--- START OF Dataset content ---
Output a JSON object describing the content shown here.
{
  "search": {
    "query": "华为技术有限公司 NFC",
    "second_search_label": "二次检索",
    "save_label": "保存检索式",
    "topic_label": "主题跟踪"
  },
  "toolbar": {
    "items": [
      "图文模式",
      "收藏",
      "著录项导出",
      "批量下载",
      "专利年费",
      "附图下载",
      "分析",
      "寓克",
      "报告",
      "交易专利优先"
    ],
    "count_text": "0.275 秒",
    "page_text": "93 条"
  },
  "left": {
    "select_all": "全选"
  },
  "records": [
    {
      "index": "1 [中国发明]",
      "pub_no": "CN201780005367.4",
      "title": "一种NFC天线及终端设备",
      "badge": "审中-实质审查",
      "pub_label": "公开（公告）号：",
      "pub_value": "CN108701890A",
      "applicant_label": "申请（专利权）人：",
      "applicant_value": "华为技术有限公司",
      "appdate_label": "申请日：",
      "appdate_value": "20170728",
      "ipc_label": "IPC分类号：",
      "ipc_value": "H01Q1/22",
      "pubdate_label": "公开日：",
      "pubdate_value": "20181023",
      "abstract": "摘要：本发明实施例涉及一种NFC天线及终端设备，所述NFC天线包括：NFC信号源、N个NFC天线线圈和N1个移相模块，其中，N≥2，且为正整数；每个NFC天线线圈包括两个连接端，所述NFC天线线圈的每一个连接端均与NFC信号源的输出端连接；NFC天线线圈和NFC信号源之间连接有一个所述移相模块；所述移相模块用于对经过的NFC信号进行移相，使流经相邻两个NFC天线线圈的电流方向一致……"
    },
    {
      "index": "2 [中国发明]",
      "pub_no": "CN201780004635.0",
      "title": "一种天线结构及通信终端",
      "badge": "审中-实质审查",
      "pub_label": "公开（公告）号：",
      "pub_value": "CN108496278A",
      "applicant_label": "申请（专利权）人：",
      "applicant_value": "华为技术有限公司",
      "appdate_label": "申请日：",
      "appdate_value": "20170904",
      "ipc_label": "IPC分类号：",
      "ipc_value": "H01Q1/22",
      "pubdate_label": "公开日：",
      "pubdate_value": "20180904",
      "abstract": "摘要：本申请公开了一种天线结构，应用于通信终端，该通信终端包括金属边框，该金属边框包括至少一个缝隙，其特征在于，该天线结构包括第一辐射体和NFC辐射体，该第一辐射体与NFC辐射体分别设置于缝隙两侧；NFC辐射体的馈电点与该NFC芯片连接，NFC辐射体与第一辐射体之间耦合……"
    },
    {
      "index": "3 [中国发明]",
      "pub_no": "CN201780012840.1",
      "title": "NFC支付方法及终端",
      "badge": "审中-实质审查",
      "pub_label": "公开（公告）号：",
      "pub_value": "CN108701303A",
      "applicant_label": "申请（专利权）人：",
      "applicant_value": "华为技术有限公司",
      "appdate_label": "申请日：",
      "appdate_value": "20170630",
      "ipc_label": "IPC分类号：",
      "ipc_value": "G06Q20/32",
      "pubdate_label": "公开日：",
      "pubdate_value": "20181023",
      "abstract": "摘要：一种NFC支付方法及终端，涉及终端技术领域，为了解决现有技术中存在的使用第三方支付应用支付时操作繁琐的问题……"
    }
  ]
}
--- END OF Dataset content ---
Problem requirements: Where a line above contains the string "中国发明", copy that line.

Task solution:
      "index": "1 [中国发明]",
      "index": "2 [中国发明]",
      "index": "3 [中国发明]",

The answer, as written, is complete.